Gather each line of the entries below that includes "Gaea".
## start
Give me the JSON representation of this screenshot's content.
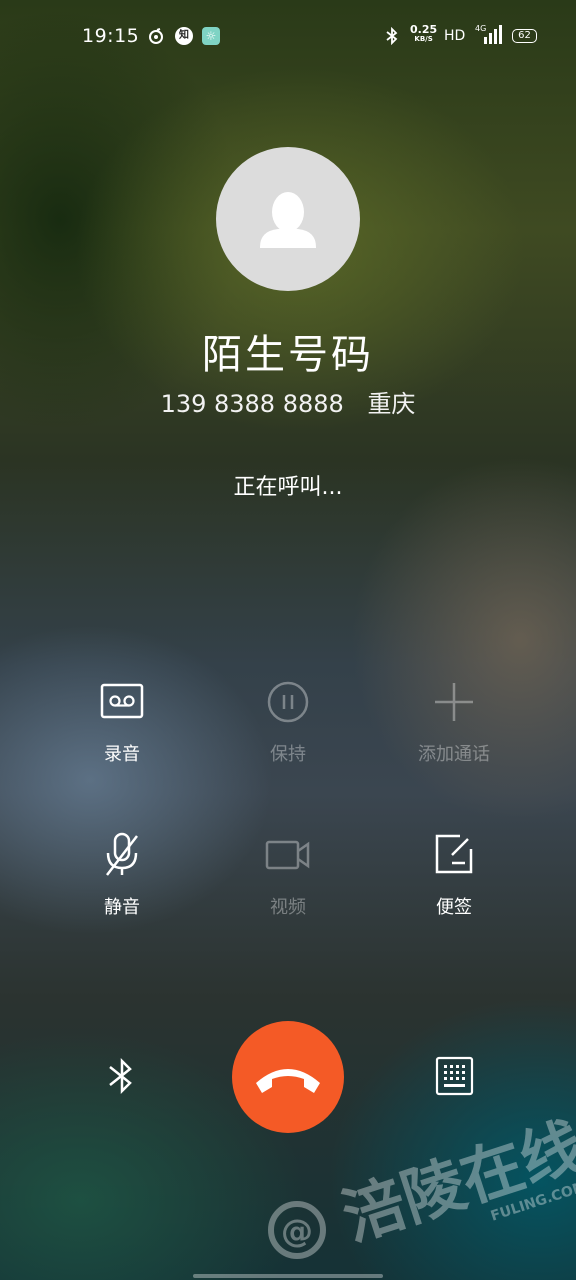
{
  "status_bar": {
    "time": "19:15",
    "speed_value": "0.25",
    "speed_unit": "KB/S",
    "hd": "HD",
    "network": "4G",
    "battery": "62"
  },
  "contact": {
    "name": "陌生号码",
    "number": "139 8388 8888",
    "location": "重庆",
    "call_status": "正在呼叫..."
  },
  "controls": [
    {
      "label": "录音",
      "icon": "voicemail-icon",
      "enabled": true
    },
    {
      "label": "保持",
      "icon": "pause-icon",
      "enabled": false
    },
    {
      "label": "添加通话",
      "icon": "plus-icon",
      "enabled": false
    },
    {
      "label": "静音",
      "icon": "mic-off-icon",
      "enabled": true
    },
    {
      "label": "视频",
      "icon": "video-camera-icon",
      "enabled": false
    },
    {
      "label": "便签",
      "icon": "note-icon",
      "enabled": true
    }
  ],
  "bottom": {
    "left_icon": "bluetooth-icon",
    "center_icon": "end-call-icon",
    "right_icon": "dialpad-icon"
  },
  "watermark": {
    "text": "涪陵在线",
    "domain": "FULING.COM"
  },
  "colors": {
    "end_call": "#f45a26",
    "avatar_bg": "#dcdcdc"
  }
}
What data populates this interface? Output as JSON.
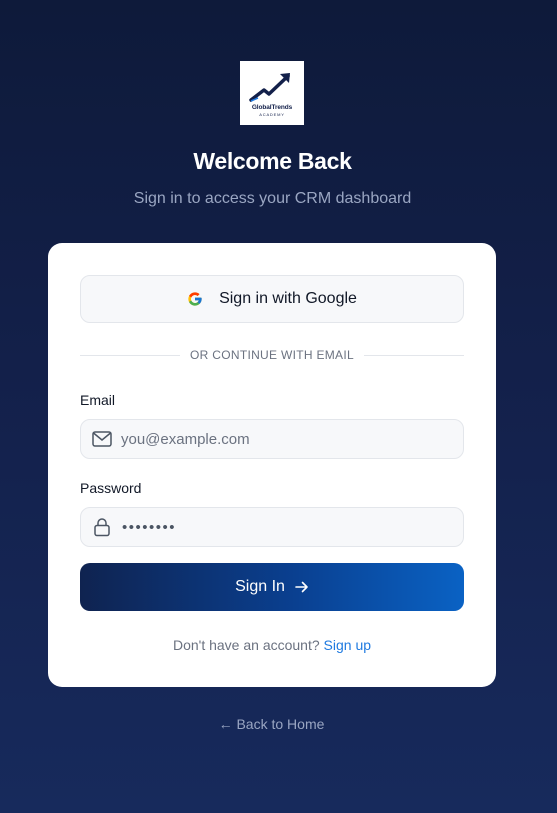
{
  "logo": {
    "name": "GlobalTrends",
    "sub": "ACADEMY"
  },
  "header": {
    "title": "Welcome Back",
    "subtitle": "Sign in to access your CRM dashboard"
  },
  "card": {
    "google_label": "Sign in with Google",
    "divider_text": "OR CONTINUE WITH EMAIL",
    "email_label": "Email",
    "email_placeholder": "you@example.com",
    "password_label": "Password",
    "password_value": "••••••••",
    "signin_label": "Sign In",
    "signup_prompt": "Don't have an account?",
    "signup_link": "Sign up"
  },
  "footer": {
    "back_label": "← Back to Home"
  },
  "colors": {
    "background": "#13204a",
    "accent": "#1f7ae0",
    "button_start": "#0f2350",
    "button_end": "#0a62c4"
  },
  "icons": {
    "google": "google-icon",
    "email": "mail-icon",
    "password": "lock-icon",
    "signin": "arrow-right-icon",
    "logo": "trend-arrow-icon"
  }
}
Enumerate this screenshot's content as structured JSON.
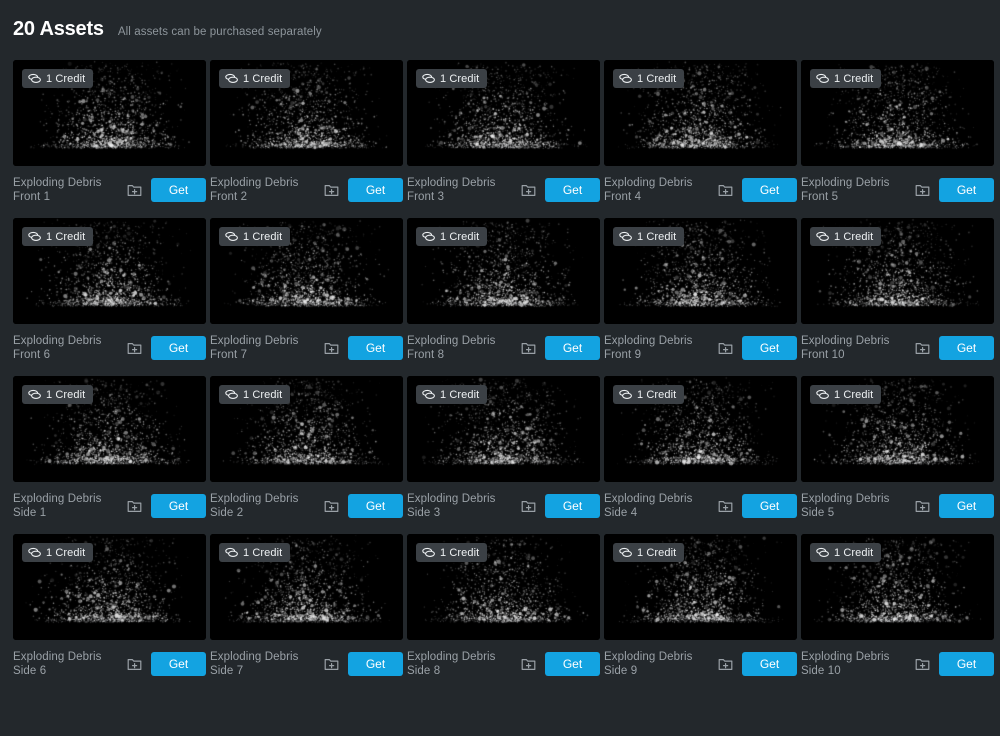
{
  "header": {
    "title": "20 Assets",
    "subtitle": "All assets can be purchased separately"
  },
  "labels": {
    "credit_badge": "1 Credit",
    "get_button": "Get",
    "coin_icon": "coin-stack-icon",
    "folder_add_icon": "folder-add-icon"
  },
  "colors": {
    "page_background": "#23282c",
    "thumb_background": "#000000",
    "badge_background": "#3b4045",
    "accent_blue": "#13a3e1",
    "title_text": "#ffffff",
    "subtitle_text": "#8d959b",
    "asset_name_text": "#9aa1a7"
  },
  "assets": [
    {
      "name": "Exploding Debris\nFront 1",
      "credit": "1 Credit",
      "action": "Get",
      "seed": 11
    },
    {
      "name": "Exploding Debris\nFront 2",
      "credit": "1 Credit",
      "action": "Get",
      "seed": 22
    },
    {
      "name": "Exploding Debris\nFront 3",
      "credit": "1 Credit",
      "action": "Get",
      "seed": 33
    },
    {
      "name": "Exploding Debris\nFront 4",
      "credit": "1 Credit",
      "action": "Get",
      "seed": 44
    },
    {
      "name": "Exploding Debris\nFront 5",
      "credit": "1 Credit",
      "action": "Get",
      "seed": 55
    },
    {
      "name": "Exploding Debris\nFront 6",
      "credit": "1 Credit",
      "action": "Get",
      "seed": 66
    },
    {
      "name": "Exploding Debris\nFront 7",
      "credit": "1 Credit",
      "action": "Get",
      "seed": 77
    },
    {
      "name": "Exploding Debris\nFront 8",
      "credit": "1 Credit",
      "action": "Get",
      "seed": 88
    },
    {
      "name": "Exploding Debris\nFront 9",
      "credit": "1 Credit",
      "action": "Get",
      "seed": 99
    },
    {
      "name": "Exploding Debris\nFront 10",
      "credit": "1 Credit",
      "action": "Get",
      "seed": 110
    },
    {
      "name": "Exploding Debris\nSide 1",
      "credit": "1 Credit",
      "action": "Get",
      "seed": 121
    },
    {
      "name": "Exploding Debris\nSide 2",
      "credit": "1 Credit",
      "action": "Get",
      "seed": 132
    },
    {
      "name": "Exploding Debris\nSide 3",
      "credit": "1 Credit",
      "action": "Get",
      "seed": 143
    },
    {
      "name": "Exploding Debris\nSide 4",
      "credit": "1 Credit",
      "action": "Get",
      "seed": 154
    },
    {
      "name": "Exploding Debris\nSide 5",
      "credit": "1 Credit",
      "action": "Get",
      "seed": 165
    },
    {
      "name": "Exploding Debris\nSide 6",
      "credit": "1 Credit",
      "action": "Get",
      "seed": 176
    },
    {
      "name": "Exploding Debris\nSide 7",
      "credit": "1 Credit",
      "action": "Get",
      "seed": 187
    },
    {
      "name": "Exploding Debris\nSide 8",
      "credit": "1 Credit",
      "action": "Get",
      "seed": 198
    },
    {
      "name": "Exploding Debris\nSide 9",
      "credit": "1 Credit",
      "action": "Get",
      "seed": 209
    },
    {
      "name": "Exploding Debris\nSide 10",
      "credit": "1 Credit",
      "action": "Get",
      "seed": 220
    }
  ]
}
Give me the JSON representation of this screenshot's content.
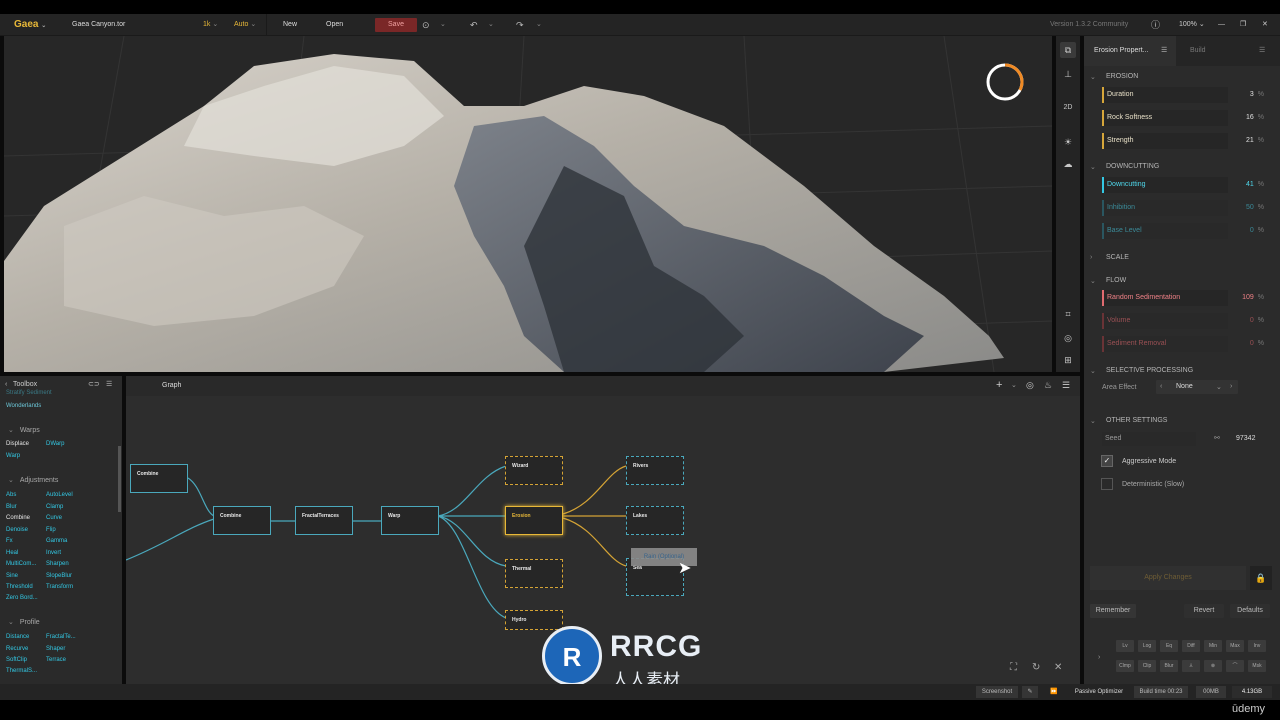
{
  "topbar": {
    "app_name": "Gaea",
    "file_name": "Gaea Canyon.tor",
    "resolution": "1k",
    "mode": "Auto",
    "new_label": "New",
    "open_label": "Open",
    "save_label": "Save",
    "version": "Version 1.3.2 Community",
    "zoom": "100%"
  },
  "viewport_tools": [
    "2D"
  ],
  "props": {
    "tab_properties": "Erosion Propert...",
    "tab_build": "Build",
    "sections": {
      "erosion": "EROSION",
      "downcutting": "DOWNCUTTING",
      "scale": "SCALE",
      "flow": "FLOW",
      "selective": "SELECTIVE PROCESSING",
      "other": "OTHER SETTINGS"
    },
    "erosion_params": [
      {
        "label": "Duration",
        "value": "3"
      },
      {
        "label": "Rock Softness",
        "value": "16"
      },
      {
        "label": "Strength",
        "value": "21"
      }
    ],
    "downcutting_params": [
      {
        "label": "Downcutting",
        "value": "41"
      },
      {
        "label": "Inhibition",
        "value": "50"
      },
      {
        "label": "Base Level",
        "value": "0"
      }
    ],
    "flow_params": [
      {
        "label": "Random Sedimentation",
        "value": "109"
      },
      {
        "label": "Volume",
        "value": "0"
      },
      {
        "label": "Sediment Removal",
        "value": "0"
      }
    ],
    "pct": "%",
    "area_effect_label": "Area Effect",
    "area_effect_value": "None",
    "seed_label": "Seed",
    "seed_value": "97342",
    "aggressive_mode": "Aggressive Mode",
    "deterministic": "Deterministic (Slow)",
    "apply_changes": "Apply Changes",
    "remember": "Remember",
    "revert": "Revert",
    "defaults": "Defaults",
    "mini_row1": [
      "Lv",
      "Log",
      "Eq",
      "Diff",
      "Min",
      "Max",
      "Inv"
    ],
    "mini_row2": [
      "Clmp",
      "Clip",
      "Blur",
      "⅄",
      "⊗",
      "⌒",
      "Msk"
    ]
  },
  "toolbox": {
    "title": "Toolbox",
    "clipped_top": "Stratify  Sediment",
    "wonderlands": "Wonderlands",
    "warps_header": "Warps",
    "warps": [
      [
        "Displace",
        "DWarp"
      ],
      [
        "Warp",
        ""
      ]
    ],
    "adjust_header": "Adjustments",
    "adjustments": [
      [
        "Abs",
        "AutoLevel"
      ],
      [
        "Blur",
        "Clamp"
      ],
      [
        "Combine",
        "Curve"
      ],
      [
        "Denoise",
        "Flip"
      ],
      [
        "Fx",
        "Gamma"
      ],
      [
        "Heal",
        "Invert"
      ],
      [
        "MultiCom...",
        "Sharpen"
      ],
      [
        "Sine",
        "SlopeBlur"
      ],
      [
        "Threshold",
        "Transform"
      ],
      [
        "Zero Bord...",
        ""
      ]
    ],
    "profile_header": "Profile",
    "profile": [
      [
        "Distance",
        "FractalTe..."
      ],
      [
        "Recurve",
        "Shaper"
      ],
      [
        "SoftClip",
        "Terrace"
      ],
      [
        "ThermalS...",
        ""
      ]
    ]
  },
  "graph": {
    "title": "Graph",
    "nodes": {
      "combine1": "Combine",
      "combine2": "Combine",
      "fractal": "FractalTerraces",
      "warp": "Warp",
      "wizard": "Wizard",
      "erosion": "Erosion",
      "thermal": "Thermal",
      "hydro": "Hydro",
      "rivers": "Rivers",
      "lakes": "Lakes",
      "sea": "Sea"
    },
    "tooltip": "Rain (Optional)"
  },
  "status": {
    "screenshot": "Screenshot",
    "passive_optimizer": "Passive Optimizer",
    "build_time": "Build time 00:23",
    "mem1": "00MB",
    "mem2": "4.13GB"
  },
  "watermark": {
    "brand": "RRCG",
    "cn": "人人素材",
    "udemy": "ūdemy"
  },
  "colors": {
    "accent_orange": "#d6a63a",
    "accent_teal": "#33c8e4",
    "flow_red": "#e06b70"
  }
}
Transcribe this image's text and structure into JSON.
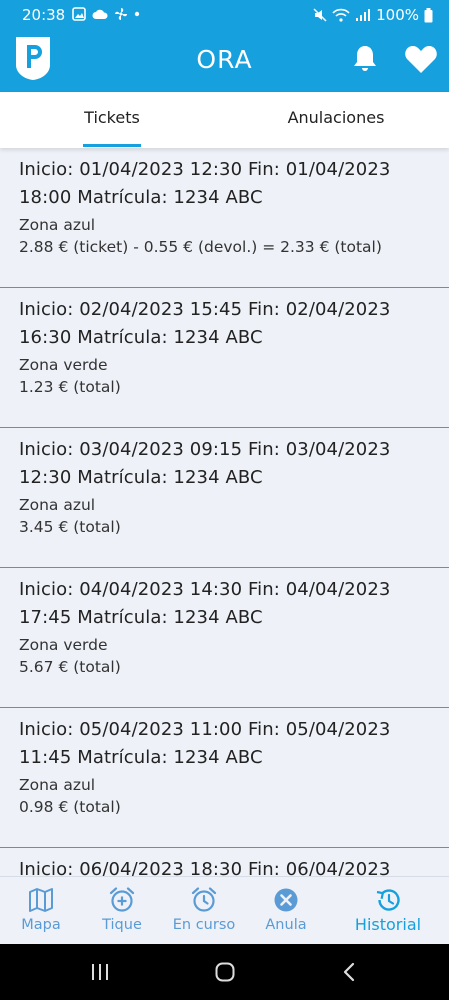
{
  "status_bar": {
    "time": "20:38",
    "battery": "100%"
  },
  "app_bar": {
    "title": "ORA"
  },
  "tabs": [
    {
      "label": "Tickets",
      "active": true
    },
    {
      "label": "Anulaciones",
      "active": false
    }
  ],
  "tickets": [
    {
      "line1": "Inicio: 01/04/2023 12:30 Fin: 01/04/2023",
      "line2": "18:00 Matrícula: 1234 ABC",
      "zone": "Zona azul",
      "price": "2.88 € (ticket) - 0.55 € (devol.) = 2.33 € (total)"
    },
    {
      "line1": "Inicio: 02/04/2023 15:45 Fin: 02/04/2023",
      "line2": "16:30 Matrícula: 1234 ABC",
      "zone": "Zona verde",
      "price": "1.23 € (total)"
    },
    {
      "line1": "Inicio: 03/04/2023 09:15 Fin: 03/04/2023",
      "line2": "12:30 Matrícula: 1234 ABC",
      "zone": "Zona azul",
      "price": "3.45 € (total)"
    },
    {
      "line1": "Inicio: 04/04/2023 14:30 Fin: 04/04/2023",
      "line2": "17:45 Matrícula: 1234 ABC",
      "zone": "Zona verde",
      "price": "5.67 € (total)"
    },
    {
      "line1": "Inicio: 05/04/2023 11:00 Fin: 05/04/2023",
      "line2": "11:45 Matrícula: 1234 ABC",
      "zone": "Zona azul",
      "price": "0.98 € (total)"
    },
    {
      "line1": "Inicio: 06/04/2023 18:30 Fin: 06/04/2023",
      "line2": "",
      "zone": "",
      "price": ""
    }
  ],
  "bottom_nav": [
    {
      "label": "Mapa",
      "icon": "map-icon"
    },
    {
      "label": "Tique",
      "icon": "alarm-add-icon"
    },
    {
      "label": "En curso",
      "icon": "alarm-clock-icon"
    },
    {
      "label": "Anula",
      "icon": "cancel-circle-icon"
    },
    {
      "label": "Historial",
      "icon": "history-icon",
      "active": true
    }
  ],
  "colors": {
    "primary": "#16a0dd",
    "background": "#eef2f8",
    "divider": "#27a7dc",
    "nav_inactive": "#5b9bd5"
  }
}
## end
• **Written response**:
    "app_name": "Gaea",
    "file_name": "Gaea Canyon.tor",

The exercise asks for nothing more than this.